▸ **Stated exercise**:
Pull out from the material below all lines with "Answer".

▸ **Task material**:

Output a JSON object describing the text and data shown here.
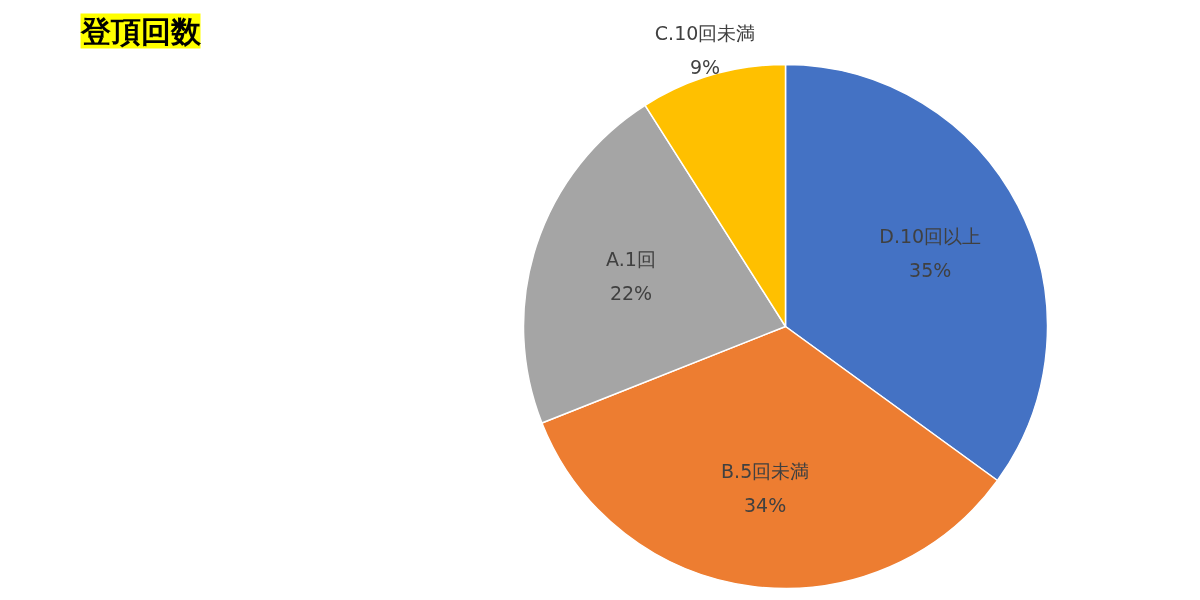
{
  "chart_data": {
    "type": "pie",
    "title": "登頂回数",
    "categories": [
      "D.10回以上",
      "B.5回未満",
      "A.1回",
      "C.10回未満"
    ],
    "values": [
      35,
      34,
      22,
      9
    ],
    "value_labels": [
      "35%",
      "34%",
      "22%",
      "9%"
    ],
    "colors": [
      "#4472c4",
      "#ed7d31",
      "#a5a5a5",
      "#ffc000"
    ]
  }
}
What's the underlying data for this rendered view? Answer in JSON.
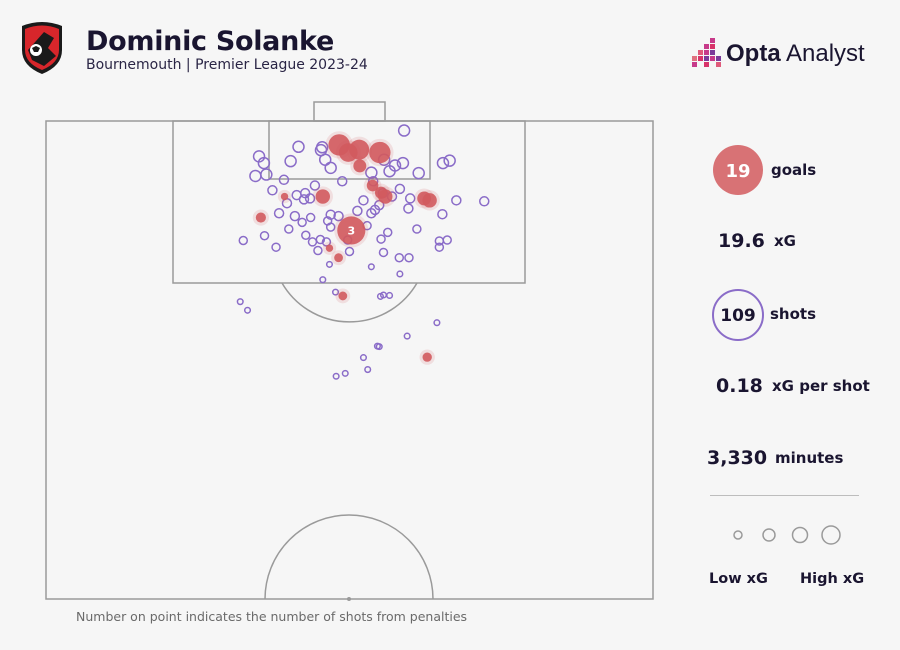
{
  "header": {
    "player": "Dominic Solanke",
    "subtitle": "Bournemouth | Premier League 2023-24",
    "brand_bold": "Opta",
    "brand_rest": " Analyst",
    "crest_text": "AFC BOURNEMOUTH"
  },
  "stats": {
    "goals_value": "19",
    "goals_label": "goals",
    "xg_value": "19.6",
    "xg_label": "xG",
    "shots_value": "109",
    "shots_label": "shots",
    "xg_per_shot_value": "0.18",
    "xg_per_shot_label": "xG per shot",
    "minutes_value": "3,330",
    "minutes_label": "minutes"
  },
  "legend": {
    "low_label": "Low xG",
    "high_label": "High xG"
  },
  "footnote": "Number on point indicates the number of shots from penalties",
  "colors": {
    "goal": "#d25a5e",
    "shot": "#8a6cc8",
    "pitch_line": "#9a9a9a",
    "background": "#f6f6f6"
  },
  "chart_data": {
    "type": "scatter",
    "title": "Dominic Solanke",
    "subtitle": "Bournemouth | Premier League 2023-24",
    "x_axis": "pitch width (0-100)",
    "y_axis": "distance from goal line (0-100 of half pitch)",
    "penalty_label": "3",
    "series": [
      {
        "name": "goals",
        "points": [
          {
            "x": 48.3,
            "y": 5.0,
            "xg": 0.55
          },
          {
            "x": 51.6,
            "y": 6.0,
            "xg": 0.5
          },
          {
            "x": 55.0,
            "y": 6.6,
            "xg": 0.55
          },
          {
            "x": 49.8,
            "y": 6.6,
            "xg": 0.45
          },
          {
            "x": 51.7,
            "y": 9.4,
            "xg": 0.25
          },
          {
            "x": 53.8,
            "y": 13.5,
            "xg": 0.2
          },
          {
            "x": 55.2,
            "y": 15.0,
            "xg": 0.22
          },
          {
            "x": 55.9,
            "y": 15.8,
            "xg": 0.3
          },
          {
            "x": 62.3,
            "y": 16.2,
            "xg": 0.28
          },
          {
            "x": 63.2,
            "y": 16.6,
            "xg": 0.3
          },
          {
            "x": 45.6,
            "y": 15.8,
            "xg": 0.3
          },
          {
            "x": 35.4,
            "y": 20.2,
            "xg": 0.15
          },
          {
            "x": 39.3,
            "y": 15.8,
            "xg": 0.05
          },
          {
            "x": 50.3,
            "y": 22.9,
            "xg": 0.79,
            "penalties": 3
          },
          {
            "x": 46.7,
            "y": 26.6,
            "xg": 0.05
          },
          {
            "x": 48.2,
            "y": 28.6,
            "xg": 0.1
          },
          {
            "x": 48.9,
            "y": 36.6,
            "xg": 0.1
          },
          {
            "x": 62.8,
            "y": 49.4,
            "xg": 0.12
          }
        ]
      },
      {
        "name": "shots",
        "points": [
          {
            "x": 59.0,
            "y": 2.0
          },
          {
            "x": 41.6,
            "y": 5.4
          },
          {
            "x": 45.3,
            "y": 6.1
          },
          {
            "x": 35.1,
            "y": 7.4
          },
          {
            "x": 35.9,
            "y": 8.8
          },
          {
            "x": 46.0,
            "y": 8.1
          },
          {
            "x": 55.7,
            "y": 8.1
          },
          {
            "x": 57.5,
            "y": 9.3
          },
          {
            "x": 58.8,
            "y": 8.8
          },
          {
            "x": 65.4,
            "y": 8.8
          },
          {
            "x": 66.5,
            "y": 8.3
          },
          {
            "x": 46.9,
            "y": 9.8
          },
          {
            "x": 53.6,
            "y": 10.8
          },
          {
            "x": 36.3,
            "y": 11.2
          },
          {
            "x": 34.5,
            "y": 11.5
          },
          {
            "x": 56.6,
            "y": 10.5
          },
          {
            "x": 61.4,
            "y": 10.9
          },
          {
            "x": 44.3,
            "y": 13.5
          },
          {
            "x": 48.8,
            "y": 12.6
          },
          {
            "x": 53.9,
            "y": 12.6
          },
          {
            "x": 37.3,
            "y": 14.5
          },
          {
            "x": 42.7,
            "y": 15.1
          },
          {
            "x": 41.3,
            "y": 15.5
          },
          {
            "x": 55.5,
            "y": 15.1
          },
          {
            "x": 43.5,
            "y": 16.2
          },
          {
            "x": 42.5,
            "y": 16.4
          },
          {
            "x": 52.3,
            "y": 16.6
          },
          {
            "x": 57.0,
            "y": 15.8
          },
          {
            "x": 60.0,
            "y": 16.2
          },
          {
            "x": 67.6,
            "y": 16.6
          },
          {
            "x": 72.2,
            "y": 16.8
          },
          {
            "x": 39.7,
            "y": 17.2
          },
          {
            "x": 54.9,
            "y": 17.6
          },
          {
            "x": 54.2,
            "y": 18.6
          },
          {
            "x": 59.7,
            "y": 18.3
          },
          {
            "x": 65.3,
            "y": 19.5
          },
          {
            "x": 38.4,
            "y": 19.3
          },
          {
            "x": 41.0,
            "y": 19.9
          },
          {
            "x": 46.9,
            "y": 19.6
          },
          {
            "x": 48.2,
            "y": 19.9
          },
          {
            "x": 51.3,
            "y": 18.8
          },
          {
            "x": 53.6,
            "y": 19.3
          },
          {
            "x": 43.6,
            "y": 20.2
          },
          {
            "x": 46.4,
            "y": 20.9
          },
          {
            "x": 42.2,
            "y": 21.2
          },
          {
            "x": 40.0,
            "y": 22.6
          },
          {
            "x": 46.9,
            "y": 22.2
          },
          {
            "x": 52.9,
            "y": 21.9
          },
          {
            "x": 56.3,
            "y": 23.3
          },
          {
            "x": 61.1,
            "y": 22.6
          },
          {
            "x": 36.0,
            "y": 24.0
          },
          {
            "x": 42.8,
            "y": 23.9
          },
          {
            "x": 43.9,
            "y": 25.3
          },
          {
            "x": 45.2,
            "y": 24.8
          },
          {
            "x": 46.2,
            "y": 25.3
          },
          {
            "x": 49.7,
            "y": 24.9
          },
          {
            "x": 55.2,
            "y": 24.7
          },
          {
            "x": 64.8,
            "y": 25.1
          },
          {
            "x": 66.1,
            "y": 24.9
          },
          {
            "x": 32.5,
            "y": 25.0
          },
          {
            "x": 64.8,
            "y": 26.4
          },
          {
            "x": 37.9,
            "y": 26.4
          },
          {
            "x": 44.8,
            "y": 27.1
          },
          {
            "x": 50.0,
            "y": 27.3
          },
          {
            "x": 55.6,
            "y": 27.5
          },
          {
            "x": 58.2,
            "y": 28.6
          },
          {
            "x": 59.8,
            "y": 28.6
          },
          {
            "x": 46.7,
            "y": 30.0
          },
          {
            "x": 53.6,
            "y": 30.5
          },
          {
            "x": 58.3,
            "y": 32.0
          },
          {
            "x": 45.6,
            "y": 33.2
          },
          {
            "x": 47.7,
            "y": 35.8
          },
          {
            "x": 56.6,
            "y": 36.5
          },
          {
            "x": 32.0,
            "y": 37.8
          },
          {
            "x": 33.2,
            "y": 39.6
          },
          {
            "x": 59.5,
            "y": 45.0
          },
          {
            "x": 54.6,
            "y": 47.1
          },
          {
            "x": 52.3,
            "y": 49.5
          },
          {
            "x": 54.9,
            "y": 47.2
          },
          {
            "x": 53.0,
            "y": 52.0
          },
          {
            "x": 47.8,
            "y": 53.4
          },
          {
            "x": 49.3,
            "y": 52.8
          },
          {
            "x": 64.4,
            "y": 42.2
          },
          {
            "x": 55.1,
            "y": 36.7
          },
          {
            "x": 55.6,
            "y": 36.4
          },
          {
            "x": 40.3,
            "y": 8.4
          },
          {
            "x": 39.2,
            "y": 12.3
          },
          {
            "x": 58.3,
            "y": 14.2
          },
          {
            "x": 45.5,
            "y": 5.5
          }
        ]
      }
    ]
  }
}
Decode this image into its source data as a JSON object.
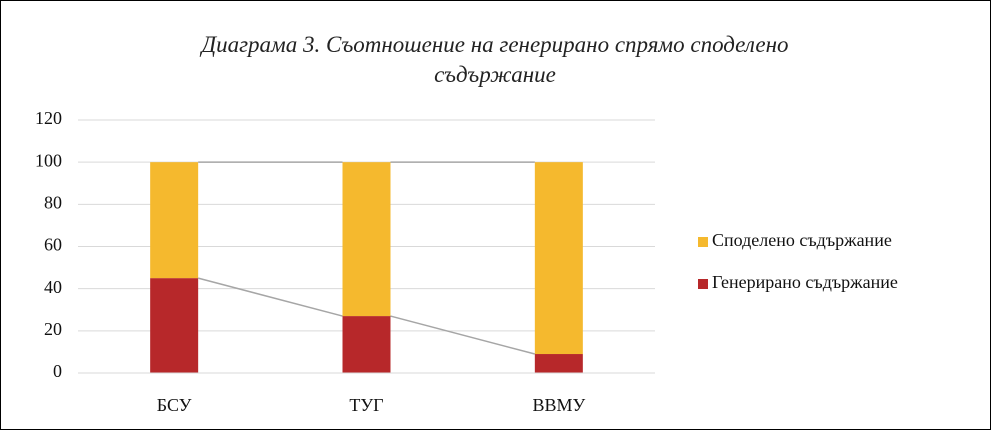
{
  "chart_data": {
    "type": "bar",
    "stacked": true,
    "title": "Диаграма  3. Съотношение на генерирано спрямо споделено съдържание",
    "categories": [
      "БСУ",
      "ТУГ",
      "ВВМУ"
    ],
    "series": [
      {
        "name": "Генерирано съдържание",
        "color": "#b7282a",
        "values": [
          45,
          27,
          9
        ]
      },
      {
        "name": "Споделено съдържание",
        "color": "#f5b92e",
        "values": [
          55,
          73,
          91
        ]
      }
    ],
    "ylim": [
      0,
      120
    ],
    "yticks": [
      0,
      20,
      40,
      60,
      80,
      100,
      120
    ],
    "grid": true,
    "series_lines": true,
    "legend": "right"
  }
}
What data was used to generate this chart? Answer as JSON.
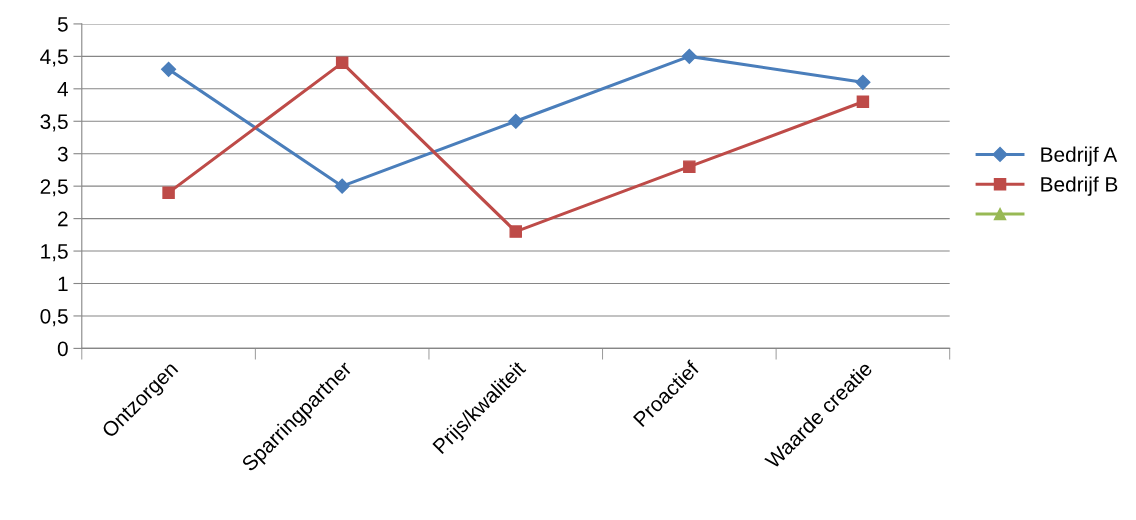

▸ **Reply to the task**:
What's the underlying data for this rendered view? Answer in JSON.
What data was used to generate this chart? Answer as JSON.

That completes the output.